● Data provided:
_ _ _
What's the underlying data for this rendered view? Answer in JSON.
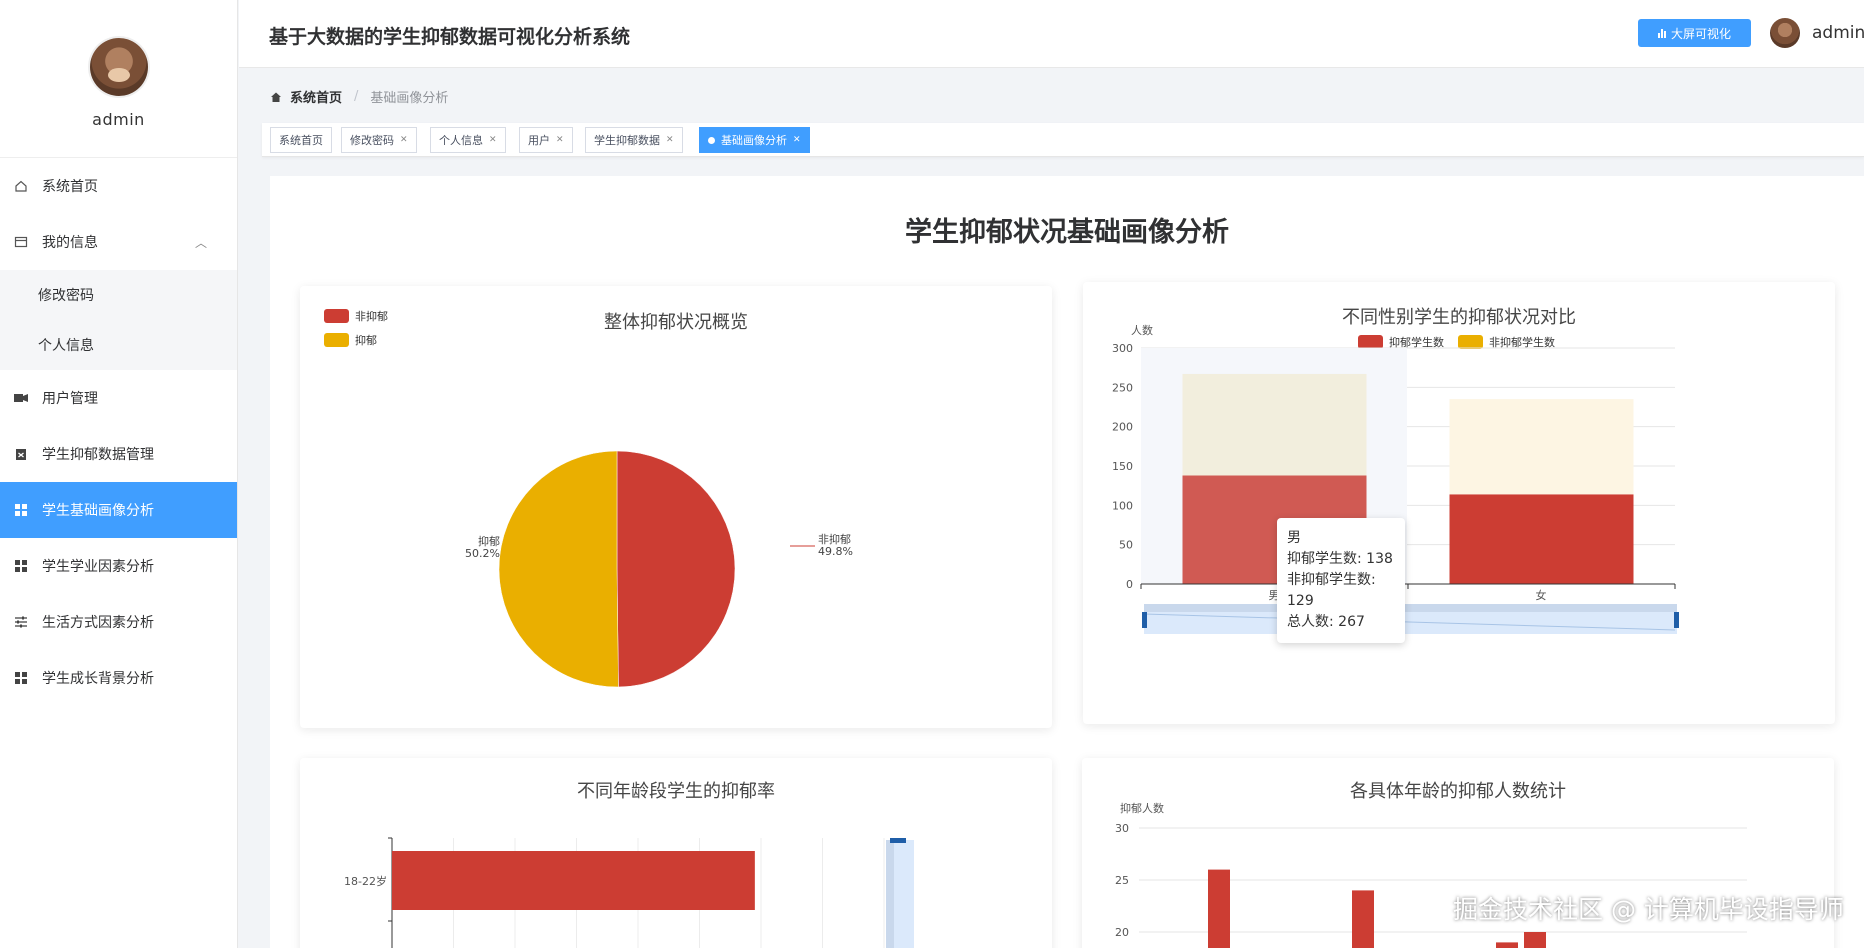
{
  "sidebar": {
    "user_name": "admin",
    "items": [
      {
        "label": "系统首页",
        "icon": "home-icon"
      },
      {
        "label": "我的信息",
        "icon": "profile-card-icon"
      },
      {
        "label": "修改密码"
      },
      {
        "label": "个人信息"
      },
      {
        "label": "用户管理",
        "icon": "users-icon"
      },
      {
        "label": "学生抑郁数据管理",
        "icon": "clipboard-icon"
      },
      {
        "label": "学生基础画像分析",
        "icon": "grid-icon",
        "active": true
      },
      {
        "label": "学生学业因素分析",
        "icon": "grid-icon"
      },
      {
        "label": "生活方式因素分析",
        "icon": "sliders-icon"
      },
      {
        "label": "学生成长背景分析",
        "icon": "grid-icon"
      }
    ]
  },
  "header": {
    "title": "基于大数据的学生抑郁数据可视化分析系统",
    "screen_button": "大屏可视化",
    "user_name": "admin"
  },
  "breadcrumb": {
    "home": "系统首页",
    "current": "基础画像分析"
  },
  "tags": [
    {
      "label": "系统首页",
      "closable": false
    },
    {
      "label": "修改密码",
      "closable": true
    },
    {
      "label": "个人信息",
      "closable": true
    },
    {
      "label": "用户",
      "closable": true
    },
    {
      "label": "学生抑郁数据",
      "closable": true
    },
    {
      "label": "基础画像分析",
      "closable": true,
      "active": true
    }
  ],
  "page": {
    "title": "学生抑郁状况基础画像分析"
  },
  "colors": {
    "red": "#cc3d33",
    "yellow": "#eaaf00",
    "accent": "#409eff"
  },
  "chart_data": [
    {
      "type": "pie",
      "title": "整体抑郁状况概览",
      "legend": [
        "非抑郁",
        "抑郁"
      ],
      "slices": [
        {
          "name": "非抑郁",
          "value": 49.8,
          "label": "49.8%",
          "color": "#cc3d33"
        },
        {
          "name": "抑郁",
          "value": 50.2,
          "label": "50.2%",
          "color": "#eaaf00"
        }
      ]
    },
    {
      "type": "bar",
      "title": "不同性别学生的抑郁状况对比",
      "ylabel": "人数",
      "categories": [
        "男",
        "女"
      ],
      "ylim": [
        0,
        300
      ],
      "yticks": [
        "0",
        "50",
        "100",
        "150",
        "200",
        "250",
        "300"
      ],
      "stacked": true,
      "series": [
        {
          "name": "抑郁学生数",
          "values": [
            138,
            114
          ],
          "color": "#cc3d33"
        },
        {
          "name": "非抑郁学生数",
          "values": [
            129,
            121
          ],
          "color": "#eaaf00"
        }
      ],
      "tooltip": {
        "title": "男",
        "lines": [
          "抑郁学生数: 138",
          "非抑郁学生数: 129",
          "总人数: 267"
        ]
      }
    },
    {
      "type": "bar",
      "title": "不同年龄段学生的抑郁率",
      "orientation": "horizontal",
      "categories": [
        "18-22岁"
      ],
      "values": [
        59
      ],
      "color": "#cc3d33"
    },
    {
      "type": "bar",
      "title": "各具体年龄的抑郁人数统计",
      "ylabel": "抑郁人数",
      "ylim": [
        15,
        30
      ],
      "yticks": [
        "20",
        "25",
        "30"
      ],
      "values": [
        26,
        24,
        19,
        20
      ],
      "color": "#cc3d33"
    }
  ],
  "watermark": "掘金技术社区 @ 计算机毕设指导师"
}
_ _ _
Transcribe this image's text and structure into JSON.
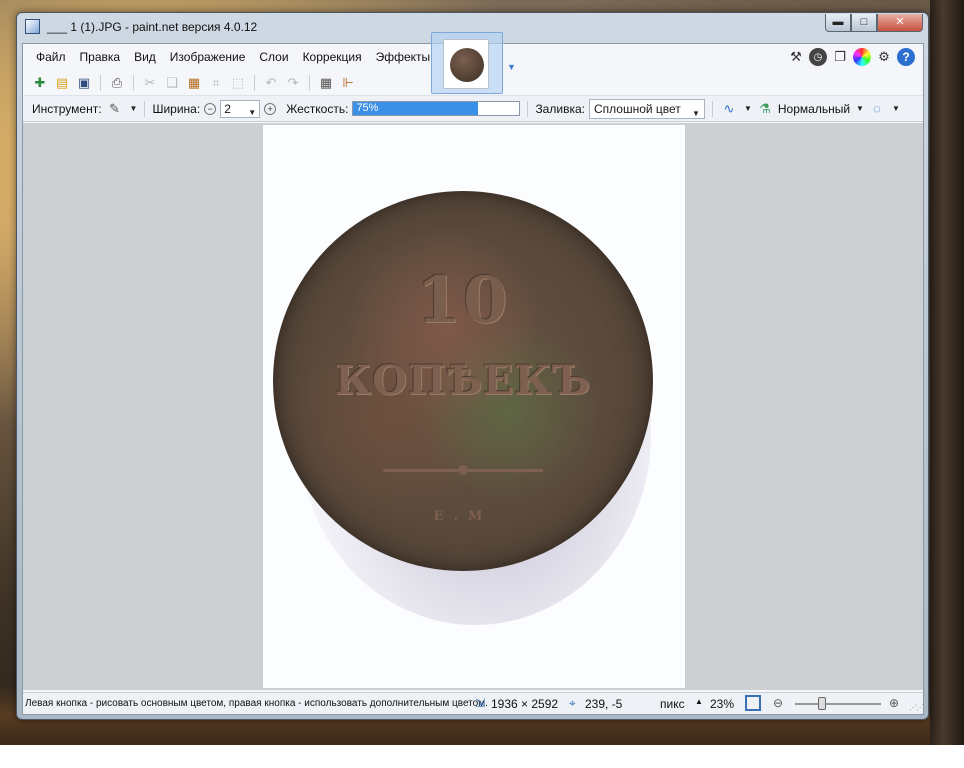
_ _ _
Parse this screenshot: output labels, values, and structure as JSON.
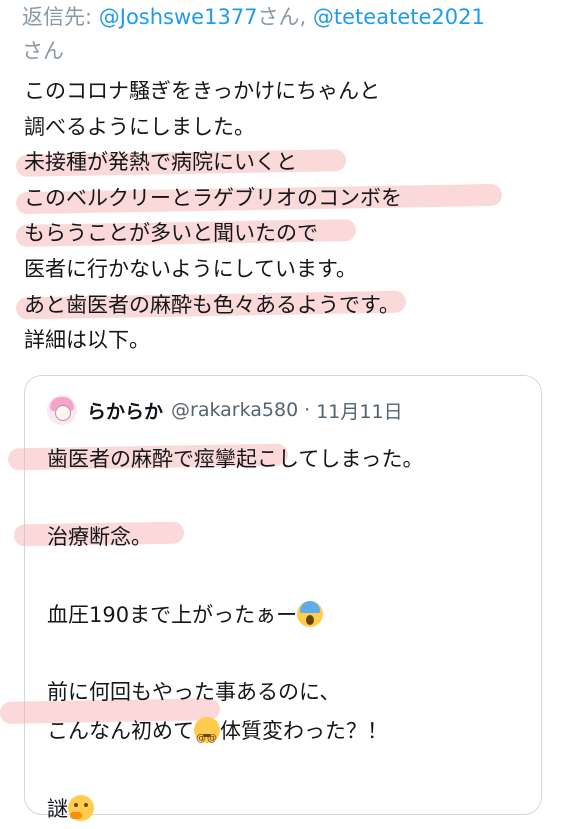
_ _ _
Report only how many lines in the listing contain the string "structure".

2